Instructions for the task
Your task is to gather the lines below that hold the string "https".

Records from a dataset
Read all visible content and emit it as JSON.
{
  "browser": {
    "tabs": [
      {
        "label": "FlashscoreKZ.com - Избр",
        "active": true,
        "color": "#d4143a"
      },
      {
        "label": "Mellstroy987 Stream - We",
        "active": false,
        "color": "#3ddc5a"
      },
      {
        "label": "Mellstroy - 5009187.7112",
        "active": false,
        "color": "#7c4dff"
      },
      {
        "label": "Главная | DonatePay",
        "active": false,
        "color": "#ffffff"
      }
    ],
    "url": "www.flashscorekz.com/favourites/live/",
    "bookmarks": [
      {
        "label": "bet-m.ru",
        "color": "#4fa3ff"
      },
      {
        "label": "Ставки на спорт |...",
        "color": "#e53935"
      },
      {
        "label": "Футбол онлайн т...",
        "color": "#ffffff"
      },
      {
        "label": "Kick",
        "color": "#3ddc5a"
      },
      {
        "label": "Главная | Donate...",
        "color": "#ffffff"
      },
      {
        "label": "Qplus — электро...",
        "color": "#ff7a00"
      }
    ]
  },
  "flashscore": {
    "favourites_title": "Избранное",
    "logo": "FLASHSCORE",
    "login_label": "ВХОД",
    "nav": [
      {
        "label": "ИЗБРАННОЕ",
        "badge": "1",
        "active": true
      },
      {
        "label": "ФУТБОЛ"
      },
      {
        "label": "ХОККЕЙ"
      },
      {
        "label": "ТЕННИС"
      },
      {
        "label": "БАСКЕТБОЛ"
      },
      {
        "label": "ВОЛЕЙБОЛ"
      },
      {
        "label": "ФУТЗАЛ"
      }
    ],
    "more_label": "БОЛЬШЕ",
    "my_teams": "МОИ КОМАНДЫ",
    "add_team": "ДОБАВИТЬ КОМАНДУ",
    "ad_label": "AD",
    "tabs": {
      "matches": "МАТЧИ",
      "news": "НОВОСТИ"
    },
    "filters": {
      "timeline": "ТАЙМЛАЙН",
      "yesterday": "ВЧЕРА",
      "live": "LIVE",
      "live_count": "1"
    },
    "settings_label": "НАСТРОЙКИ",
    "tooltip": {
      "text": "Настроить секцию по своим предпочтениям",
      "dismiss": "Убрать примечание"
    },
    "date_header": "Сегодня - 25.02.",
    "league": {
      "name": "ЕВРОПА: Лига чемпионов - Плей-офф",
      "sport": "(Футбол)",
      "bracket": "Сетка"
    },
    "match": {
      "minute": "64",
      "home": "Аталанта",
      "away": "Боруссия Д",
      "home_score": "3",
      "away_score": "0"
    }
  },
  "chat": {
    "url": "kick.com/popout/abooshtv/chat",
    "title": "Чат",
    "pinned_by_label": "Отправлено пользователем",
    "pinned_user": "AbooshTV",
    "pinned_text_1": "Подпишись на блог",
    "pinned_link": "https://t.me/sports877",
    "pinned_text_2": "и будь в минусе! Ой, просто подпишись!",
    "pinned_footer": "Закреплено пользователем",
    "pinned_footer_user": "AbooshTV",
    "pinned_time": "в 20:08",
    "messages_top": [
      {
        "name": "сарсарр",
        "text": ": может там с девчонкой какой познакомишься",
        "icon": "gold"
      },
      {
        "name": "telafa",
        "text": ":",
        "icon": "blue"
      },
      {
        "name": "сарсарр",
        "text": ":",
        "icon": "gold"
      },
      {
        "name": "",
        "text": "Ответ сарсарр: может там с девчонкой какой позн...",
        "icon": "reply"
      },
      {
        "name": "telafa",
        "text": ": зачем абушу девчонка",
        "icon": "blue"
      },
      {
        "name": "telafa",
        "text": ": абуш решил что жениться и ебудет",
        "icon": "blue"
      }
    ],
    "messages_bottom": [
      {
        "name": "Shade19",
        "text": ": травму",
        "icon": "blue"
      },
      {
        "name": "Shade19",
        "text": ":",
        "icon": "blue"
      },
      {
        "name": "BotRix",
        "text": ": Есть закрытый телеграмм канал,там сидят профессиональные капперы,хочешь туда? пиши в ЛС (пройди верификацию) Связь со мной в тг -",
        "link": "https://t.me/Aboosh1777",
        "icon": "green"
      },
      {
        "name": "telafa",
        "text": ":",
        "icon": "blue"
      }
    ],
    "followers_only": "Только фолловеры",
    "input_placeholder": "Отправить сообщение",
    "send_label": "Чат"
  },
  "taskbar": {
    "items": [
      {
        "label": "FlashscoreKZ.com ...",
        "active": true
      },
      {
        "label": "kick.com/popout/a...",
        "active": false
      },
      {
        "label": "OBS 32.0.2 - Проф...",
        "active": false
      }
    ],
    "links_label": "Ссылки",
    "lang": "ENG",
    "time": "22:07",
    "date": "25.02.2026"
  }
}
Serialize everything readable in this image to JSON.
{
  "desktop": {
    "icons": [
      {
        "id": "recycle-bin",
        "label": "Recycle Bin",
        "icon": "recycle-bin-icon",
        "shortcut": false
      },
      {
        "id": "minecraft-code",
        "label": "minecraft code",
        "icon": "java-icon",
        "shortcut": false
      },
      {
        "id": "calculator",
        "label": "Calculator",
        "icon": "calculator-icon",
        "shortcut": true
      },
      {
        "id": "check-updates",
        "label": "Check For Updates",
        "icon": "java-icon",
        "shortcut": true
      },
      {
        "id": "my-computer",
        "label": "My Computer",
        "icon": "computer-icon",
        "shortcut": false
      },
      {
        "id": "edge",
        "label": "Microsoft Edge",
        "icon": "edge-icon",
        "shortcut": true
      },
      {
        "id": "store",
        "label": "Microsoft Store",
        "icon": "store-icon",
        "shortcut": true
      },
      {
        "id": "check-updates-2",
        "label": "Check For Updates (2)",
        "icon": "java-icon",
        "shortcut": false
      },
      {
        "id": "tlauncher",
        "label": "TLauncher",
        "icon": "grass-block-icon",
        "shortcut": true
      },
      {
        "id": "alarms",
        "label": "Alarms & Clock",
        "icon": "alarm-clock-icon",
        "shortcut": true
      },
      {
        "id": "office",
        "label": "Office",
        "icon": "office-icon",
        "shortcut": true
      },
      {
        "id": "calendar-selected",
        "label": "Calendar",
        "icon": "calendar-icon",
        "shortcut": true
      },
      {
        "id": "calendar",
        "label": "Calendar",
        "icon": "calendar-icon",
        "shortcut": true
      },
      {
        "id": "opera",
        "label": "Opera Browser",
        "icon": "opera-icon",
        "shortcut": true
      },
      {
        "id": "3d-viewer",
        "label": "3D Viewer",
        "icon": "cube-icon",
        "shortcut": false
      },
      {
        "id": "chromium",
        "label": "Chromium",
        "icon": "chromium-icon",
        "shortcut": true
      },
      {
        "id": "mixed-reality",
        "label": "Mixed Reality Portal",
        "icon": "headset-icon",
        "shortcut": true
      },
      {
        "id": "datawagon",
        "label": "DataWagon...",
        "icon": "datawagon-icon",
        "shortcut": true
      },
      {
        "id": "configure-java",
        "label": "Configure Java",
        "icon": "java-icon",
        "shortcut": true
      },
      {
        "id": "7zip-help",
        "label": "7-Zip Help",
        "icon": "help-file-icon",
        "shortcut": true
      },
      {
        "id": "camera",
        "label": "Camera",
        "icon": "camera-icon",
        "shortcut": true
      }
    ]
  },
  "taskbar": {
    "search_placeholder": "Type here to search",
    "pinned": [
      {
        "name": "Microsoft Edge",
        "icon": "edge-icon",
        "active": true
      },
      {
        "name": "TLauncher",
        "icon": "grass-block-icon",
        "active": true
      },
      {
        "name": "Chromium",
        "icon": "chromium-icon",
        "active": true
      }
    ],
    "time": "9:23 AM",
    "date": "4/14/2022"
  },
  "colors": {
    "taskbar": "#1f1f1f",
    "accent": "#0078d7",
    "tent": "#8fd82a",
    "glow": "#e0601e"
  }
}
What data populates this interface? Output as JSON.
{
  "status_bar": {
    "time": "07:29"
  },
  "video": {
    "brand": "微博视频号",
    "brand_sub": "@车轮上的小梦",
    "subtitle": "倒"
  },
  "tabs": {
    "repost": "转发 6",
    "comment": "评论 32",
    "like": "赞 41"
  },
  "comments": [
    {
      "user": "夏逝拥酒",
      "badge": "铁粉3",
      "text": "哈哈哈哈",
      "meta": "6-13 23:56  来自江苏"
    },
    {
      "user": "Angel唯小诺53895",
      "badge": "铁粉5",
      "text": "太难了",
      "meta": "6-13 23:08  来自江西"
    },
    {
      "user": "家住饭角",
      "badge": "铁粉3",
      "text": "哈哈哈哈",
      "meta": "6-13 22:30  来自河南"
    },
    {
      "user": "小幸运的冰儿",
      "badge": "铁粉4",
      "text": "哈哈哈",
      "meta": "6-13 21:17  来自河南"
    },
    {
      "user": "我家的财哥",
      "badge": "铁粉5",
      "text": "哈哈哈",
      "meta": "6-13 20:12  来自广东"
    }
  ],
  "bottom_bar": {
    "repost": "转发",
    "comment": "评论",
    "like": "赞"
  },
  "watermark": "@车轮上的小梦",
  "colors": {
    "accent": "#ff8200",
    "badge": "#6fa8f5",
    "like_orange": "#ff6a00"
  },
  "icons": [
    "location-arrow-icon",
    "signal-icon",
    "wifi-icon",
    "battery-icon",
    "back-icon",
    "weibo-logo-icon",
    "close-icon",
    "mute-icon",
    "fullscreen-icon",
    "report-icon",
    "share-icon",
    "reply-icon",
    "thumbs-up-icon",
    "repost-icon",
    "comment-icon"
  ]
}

Finished answer
    "pinned_link": "https://t.me/sports877",
        "link": "https://t.me/Aboosh1777",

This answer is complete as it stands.